**Page text**

--- Start ---

Petitioner is a clerical employee of an interstate railroad
whose duties consist of filing original tracings of all of the
carrier's rolling stock, equipment and structures, from which
tracings blueprints are made. Without these documents, maintenance
of the carrier's operating system would be impossible. Petitioner
was injured in her office when a cracked window pane blew in upon
her.
Held: Petitioner is within the coverage of the Federal
Employers' Liability Act, as amended in 1939; and the Federal
District Court has jurisdiction of her suit under the Act. Pp.
351 U. S.
503-508.
(a) The test for coverage under the amended Act is not whether
the employee is engaged in interstate transportation, but whether
what he does in any way furthers or substantially affects
interstate transportation. P.
351 U. S.
505.
(b) The issue in this case cannot be resolved in terms of
whether or not clerical employees as a class are excluded from the
benefits of the Act. Pp.
351 U. S.
505-506.
(c) Petitioner is employed in interstate commerce within the
meaning of the 1939 amendment to § 1 of the Act. Pp.
351 U. S.
506-507.
(d) The performance by petitioner of her duties is in
"furtherance" of interstate commerce, and has a close and
substantial effect upon the railroad's interstate activities. P.
351 U. S.
507.
227 F.2d 810 reversed.
Page 351 U. S. 503
MR. JUSTICE MINTON delivered the opinion of the Court.
The question we have for decision here is whether petitioner, a
clerical employee of respondent railroad, is within the coverage of
the Federal Employers' Liability Act, § 1, 35 Stat. 65, as
amended, 53 Stat. 1404, 45 U.S.C. § 51. Petitioner is employed
entirely in respondent's office building in Philadelphia. Her
duties consist of filing original tracings of all of respondent's
engines, cars, parts, tracks, bridges, and other structures, from
which blueprints of those items are made. There are some 325,000
tracings on file in the office in which petitioner works. Whenever
an order for blueprints comes in from anywhere in respondent's
system, it is petitioner's responsibility to fill the order by
securing the correct tracings from the files. These she takes to
the blueprint maker in the same office building. After the
blueprints are made, it is petitioner's further duty to return the
original tracings to the appropriate file. About 67% of the
blueprints so made are sent to points outside Pennsylvania. The
files which petitioner attends are the sole depository of the
original tracings of the structural details of all of respondent's
rolling stock, trackage, and other equipment and installations,
and, as such, represent a fund of documents without which
maintenance of the operating system would be impossible.

--- End ---

**Exercise instructions**
Please copy the railroad case text again, everything from "Held: Petitioner is" down to "interstate transportation. P.", swapping "interstate transportation" for "interstate commerce".

**Data provided**
--- Start ---

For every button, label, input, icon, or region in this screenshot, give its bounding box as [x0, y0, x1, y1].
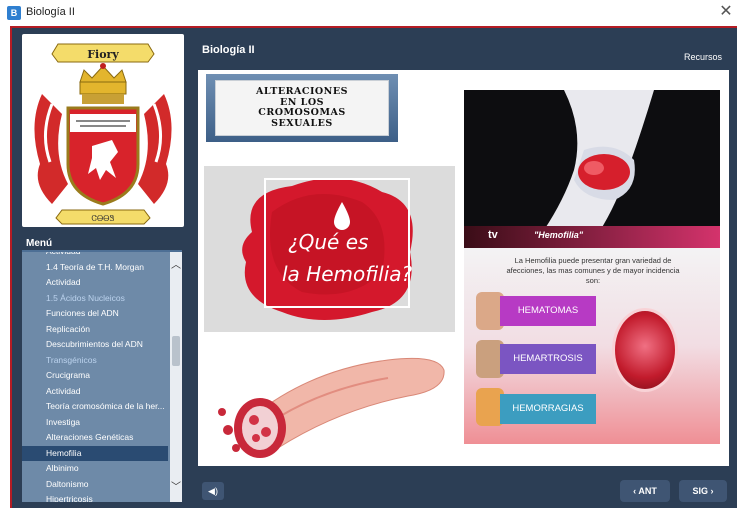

--- End ---

**Exercise solution**
Held: Petitioner is within the coverage of the Federal
Employers' Liability Act, as amended in 1939; and the Federal
District Court has jurisdiction of her suit under the Act. Pp.
351 U. S.
503-508.
(a) The test for coverage under the amended Act is not whether
the employee is engaged in interstate commerce, but whether
what he does in any way furthers or substantially affects
interstate commerce. P.